What is required: Each line that holds the word "title" counts once; report the total and nothing else.

** begin Working data **

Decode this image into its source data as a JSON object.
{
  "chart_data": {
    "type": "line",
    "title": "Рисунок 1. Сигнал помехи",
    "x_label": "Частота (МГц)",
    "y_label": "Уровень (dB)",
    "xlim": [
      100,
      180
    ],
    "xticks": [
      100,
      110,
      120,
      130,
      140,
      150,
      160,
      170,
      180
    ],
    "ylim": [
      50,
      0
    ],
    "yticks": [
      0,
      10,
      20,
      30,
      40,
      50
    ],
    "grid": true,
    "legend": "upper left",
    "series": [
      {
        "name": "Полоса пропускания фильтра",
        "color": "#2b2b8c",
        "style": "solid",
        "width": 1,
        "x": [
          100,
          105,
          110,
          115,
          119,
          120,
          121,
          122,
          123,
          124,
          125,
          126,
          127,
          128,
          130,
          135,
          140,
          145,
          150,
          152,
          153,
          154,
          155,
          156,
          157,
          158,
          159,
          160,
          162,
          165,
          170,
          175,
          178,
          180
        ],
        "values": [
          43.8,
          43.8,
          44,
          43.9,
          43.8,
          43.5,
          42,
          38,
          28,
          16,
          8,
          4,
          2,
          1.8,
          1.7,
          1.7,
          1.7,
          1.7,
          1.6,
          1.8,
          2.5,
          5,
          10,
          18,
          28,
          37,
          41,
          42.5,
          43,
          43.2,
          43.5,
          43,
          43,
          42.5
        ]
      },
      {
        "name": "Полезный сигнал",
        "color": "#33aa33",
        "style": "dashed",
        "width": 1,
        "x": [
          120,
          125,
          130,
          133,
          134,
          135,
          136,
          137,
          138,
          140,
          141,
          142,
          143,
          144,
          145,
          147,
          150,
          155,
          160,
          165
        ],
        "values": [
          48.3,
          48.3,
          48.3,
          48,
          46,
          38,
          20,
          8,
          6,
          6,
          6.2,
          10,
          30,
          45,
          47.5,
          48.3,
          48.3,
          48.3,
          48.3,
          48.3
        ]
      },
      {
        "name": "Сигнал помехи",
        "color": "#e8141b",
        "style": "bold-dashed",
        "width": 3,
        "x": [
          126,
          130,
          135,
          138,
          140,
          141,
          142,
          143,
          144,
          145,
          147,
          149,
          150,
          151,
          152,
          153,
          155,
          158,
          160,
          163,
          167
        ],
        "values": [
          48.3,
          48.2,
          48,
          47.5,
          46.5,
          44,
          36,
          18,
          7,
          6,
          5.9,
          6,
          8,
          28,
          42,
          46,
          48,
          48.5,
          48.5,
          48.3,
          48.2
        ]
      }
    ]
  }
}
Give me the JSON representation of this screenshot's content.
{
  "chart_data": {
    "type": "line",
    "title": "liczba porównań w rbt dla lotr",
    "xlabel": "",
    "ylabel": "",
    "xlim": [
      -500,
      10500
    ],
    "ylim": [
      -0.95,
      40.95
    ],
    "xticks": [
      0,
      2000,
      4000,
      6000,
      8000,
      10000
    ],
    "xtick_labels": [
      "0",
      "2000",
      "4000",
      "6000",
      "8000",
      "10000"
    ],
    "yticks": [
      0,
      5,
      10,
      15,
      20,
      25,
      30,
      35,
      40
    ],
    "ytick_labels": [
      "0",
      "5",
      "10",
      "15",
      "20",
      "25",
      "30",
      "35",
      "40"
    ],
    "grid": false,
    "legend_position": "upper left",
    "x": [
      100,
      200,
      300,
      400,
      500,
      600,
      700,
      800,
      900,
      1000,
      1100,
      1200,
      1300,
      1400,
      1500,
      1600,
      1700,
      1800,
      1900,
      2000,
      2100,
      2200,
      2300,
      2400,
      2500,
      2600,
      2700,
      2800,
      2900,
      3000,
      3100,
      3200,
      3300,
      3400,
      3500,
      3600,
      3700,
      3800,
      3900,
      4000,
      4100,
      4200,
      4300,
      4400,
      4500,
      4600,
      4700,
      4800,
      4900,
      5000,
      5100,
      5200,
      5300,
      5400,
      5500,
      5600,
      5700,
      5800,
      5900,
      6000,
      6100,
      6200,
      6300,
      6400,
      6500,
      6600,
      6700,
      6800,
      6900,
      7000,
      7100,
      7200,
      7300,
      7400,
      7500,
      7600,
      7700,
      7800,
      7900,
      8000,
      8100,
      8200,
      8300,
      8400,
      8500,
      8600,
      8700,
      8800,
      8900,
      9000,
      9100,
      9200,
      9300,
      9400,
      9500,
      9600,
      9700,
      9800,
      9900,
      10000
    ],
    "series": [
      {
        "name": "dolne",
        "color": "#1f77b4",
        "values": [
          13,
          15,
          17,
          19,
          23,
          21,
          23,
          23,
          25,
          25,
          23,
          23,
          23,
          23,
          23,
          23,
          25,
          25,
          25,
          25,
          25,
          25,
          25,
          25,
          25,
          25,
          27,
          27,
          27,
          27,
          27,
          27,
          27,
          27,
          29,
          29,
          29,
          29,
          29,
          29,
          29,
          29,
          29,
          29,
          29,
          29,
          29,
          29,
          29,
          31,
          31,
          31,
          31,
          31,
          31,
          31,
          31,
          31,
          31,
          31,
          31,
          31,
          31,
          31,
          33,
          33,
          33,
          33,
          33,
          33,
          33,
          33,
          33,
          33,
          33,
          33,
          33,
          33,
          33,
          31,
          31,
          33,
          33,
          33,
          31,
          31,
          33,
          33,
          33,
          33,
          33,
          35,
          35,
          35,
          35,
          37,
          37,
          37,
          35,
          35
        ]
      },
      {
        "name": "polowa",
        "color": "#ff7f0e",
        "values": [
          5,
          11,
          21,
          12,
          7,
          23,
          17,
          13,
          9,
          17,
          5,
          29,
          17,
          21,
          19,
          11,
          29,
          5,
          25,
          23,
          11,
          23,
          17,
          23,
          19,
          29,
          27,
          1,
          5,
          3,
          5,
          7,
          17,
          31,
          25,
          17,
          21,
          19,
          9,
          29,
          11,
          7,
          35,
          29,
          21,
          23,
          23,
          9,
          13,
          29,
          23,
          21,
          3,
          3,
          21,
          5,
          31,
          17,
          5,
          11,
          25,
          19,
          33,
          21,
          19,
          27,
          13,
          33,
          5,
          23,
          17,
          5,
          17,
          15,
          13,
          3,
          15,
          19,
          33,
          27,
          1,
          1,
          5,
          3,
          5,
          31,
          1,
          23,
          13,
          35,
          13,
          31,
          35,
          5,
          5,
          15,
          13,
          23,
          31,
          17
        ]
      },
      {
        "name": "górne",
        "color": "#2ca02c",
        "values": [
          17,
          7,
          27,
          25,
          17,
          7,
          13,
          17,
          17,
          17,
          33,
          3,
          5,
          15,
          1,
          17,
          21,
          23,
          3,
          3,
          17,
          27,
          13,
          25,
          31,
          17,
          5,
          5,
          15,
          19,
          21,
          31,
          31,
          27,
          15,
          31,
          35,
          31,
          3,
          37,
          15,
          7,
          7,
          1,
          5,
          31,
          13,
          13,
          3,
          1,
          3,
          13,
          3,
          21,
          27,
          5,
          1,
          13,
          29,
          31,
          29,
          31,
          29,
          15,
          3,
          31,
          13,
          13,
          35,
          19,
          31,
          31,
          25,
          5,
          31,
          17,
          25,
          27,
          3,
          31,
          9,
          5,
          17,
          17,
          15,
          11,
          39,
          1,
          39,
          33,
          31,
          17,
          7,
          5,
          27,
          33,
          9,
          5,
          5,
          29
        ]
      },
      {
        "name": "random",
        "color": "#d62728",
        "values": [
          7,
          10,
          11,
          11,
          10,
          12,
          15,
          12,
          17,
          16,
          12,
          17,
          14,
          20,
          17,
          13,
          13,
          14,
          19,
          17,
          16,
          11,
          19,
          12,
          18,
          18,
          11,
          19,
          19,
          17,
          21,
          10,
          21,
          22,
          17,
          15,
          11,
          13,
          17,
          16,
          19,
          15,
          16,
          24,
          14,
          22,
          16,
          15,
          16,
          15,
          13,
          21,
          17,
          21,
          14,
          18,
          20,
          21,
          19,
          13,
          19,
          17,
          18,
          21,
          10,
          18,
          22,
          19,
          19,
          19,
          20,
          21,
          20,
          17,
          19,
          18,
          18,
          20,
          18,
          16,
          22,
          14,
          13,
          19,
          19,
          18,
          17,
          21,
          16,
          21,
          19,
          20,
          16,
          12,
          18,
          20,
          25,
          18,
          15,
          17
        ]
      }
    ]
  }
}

** end Working data **

Solved exercise: 2